* Begin *

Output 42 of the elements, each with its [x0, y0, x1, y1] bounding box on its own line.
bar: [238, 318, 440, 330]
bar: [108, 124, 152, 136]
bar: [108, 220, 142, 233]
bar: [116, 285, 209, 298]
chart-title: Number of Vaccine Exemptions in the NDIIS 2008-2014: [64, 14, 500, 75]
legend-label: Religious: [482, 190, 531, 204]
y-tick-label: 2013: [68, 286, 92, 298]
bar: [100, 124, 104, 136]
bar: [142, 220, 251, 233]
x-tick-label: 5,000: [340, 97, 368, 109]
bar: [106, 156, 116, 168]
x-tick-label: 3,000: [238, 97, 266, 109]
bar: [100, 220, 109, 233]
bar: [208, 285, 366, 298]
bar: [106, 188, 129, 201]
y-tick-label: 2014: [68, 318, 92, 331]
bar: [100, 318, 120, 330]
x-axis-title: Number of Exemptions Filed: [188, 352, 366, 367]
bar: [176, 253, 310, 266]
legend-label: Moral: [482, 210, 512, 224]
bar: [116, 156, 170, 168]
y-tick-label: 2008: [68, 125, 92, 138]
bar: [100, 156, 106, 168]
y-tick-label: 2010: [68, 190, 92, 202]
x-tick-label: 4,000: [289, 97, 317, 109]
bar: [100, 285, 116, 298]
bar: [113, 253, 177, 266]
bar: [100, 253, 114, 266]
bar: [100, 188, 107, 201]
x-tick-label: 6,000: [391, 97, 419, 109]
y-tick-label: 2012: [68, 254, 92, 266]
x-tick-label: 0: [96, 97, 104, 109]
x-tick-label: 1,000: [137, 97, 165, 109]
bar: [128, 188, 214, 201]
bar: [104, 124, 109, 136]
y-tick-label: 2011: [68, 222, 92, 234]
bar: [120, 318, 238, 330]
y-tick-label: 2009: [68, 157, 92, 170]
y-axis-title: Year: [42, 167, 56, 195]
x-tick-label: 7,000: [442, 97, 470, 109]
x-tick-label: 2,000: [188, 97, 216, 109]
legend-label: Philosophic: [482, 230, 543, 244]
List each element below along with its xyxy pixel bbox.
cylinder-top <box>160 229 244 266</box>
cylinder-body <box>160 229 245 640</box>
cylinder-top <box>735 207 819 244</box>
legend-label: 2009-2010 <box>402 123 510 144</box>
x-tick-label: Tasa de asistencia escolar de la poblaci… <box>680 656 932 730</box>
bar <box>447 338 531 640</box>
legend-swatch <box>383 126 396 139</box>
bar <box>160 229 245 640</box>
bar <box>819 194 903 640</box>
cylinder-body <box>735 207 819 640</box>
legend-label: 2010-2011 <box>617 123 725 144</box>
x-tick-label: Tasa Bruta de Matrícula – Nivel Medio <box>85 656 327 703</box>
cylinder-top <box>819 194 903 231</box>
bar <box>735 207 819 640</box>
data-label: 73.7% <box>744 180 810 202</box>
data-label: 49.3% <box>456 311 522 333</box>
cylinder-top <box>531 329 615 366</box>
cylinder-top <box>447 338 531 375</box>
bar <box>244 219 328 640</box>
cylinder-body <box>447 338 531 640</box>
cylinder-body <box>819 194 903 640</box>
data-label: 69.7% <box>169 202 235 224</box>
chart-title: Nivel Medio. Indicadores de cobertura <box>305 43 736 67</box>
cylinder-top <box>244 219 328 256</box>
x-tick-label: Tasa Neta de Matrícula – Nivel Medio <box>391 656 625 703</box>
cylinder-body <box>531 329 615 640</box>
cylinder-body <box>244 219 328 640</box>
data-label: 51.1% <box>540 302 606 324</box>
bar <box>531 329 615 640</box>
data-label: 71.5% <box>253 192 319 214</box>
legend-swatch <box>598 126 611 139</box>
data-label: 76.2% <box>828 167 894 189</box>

* End *

_Aim_
Can you put every line of the records above into a numbered list, leaving out any blank lines?

_Response_
1. Output 42 of the elements, each with its [x0, y0, x1, y1] bounding box on its own line.
2. bar: [238, 318, 440, 330]
3. bar: [108, 124, 152, 136]
4. bar: [108, 220, 142, 233]
5. bar: [116, 285, 209, 298]
6. chart-title: Number of Vaccine Exemptions in the NDIIS 2008-2014: [64, 14, 500, 75]
7. legend-label: Religious: [482, 190, 531, 204]
8. y-tick-label: 2013: [68, 286, 92, 298]
9. bar: [100, 124, 104, 136]
10. bar: [142, 220, 251, 233]
11. x-tick-label: 5,000: [340, 97, 368, 109]
12. bar: [106, 156, 116, 168]
13. x-tick-label: 3,000: [238, 97, 266, 109]
14. bar: [100, 220, 109, 233]
15. bar: [208, 285, 366, 298]
16. bar: [106, 188, 129, 201]
17. y-tick-label: 2014: [68, 318, 92, 331]
18. bar: [100, 318, 120, 330]
19. x-axis-title: Number of Exemptions Filed: [188, 352, 366, 367]
20. bar: [176, 253, 310, 266]
21. legend-label: Moral: [482, 210, 512, 224]
22. bar: [116, 156, 170, 168]
23. y-tick-label: 2008: [68, 125, 92, 138]
24. bar: [100, 156, 106, 168]
25. y-tick-label: 2010: [68, 190, 92, 202]
26. x-tick-label: 4,000: [289, 97, 317, 109]
27. bar: [100, 285, 116, 298]
28. bar: [113, 253, 177, 266]
29. bar: [100, 253, 114, 266]
30. bar: [100, 188, 107, 201]
31. x-tick-label: 6,000: [391, 97, 419, 109]
32. y-tick-label: 2012: [68, 254, 92, 266]
33. x-tick-label: 0: [96, 97, 104, 109]
34. x-tick-label: 1,000: [137, 97, 165, 109]
35. bar: [128, 188, 214, 201]
36. bar: [104, 124, 109, 136]
37. y-tick-label: 2011: [68, 222, 92, 234]
38. bar: [120, 318, 238, 330]
39. y-tick-label: 2009: [68, 157, 92, 170]
40. y-axis-title: Year: [42, 167, 56, 195]
41. x-tick-label: 7,000: [442, 97, 470, 109]
42. x-tick-label: 2,000: [188, 97, 216, 109]
43. legend-label: Philosophic: [482, 230, 543, 244]
44. List each element below along with its xyxy pixel bbox.
45. cylinder-top <box>160 229 244 266</box>
46. cylinder-body <box>160 229 245 640</box>
47. cylinder-top <box>735 207 819 244</box>
48. legend-label: 2009-2010 <box>402 123 510 144</box>
49. x-tick-label: Tasa de asistencia escolar de la poblaci… <box>680 656 932 730</box>
50. bar <box>447 338 531 640</box>
51. legend-swatch <box>383 126 396 139</box>
52. bar <box>160 229 245 640</box>
53. bar <box>819 194 903 640</box>
54. cylinder-body <box>735 207 819 640</box>
55. legend-label: 2010-2011 <box>617 123 725 144</box>
56. x-tick-label: Tasa Bruta de Matrícula – Nivel Medio <box>85 656 327 703</box>
57. cylinder-top <box>819 194 903 231</box>
58. bar <box>735 207 819 640</box>
59. data-label: 73.7% <box>744 180 810 202</box>
60. data-label: 49.3% <box>456 311 522 333</box>
61. cylinder-top <box>531 329 615 366</box>
62. cylinder-top <box>447 338 531 375</box>
63. bar <box>244 219 328 640</box>
64. cylinder-body <box>447 338 531 640</box>
65. cylinder-body <box>819 194 903 640</box>
66. data-label: 69.7% <box>169 202 235 224</box>
67. chart-title: Nivel Medio. Indicadores de cobertura <box>305 43 736 67</box>
68. cylinder-top <box>244 219 328 256</box>
69. x-tick-label: Tasa Neta de Matrícula – Nivel Medio <box>391 656 625 703</box>
70. cylinder-body <box>531 329 615 640</box>
71. cylinder-body <box>244 219 328 640</box>
72. data-label: 51.1% <box>540 302 606 324</box>
73. bar <box>531 329 615 640</box>
74. data-label: 71.5% <box>253 192 319 214</box>
75. legend-swatch <box>598 126 611 139</box>
76. data-label: 76.2% <box>828 167 894 189</box>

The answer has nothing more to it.